### TASK STATEMENT
Extract the lines that hold the string "color".

### SUPPLIED MATERIAL
'''
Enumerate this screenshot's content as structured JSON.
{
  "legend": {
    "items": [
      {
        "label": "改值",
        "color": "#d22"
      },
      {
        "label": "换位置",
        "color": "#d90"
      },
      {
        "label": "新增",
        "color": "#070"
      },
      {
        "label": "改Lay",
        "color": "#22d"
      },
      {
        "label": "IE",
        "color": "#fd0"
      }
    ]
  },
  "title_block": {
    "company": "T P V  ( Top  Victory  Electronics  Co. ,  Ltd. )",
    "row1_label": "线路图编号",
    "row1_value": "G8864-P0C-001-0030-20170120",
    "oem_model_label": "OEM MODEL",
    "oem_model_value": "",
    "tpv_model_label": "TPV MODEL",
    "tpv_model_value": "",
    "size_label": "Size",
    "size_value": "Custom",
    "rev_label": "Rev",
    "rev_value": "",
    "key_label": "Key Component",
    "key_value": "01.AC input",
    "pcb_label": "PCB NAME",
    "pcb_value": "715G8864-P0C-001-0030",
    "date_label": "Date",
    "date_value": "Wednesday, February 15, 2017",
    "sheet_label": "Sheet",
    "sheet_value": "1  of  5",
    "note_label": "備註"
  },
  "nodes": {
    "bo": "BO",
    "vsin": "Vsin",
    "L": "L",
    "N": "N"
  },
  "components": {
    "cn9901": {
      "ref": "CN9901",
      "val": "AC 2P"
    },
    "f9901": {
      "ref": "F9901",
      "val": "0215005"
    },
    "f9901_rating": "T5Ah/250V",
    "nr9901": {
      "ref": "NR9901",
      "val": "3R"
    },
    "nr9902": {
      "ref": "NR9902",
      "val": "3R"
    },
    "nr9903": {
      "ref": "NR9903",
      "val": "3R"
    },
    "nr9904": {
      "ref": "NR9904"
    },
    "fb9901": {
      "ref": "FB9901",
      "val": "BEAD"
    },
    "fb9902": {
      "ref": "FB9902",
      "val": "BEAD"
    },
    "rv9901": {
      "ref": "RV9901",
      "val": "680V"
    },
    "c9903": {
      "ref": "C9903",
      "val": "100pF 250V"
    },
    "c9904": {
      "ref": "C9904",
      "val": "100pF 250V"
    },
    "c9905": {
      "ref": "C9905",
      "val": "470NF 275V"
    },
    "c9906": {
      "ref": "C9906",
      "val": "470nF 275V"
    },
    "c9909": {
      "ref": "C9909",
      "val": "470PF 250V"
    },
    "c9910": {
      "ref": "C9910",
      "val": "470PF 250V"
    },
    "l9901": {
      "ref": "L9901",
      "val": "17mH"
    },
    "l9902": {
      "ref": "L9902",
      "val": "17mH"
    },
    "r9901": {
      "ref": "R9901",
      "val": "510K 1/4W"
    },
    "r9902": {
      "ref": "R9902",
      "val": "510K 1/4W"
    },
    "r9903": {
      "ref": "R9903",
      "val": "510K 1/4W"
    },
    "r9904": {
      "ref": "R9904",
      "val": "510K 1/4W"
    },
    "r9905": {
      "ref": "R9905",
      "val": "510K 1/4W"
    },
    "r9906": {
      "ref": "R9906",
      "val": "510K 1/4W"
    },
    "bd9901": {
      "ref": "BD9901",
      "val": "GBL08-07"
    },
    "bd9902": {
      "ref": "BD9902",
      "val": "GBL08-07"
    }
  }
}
'''
### OUTPUT FOR THIS TASK
        "color": "#d22"
        "color": "#d90"
        "color": "#070"
        "color": "#22d"
        "color": "#fd0"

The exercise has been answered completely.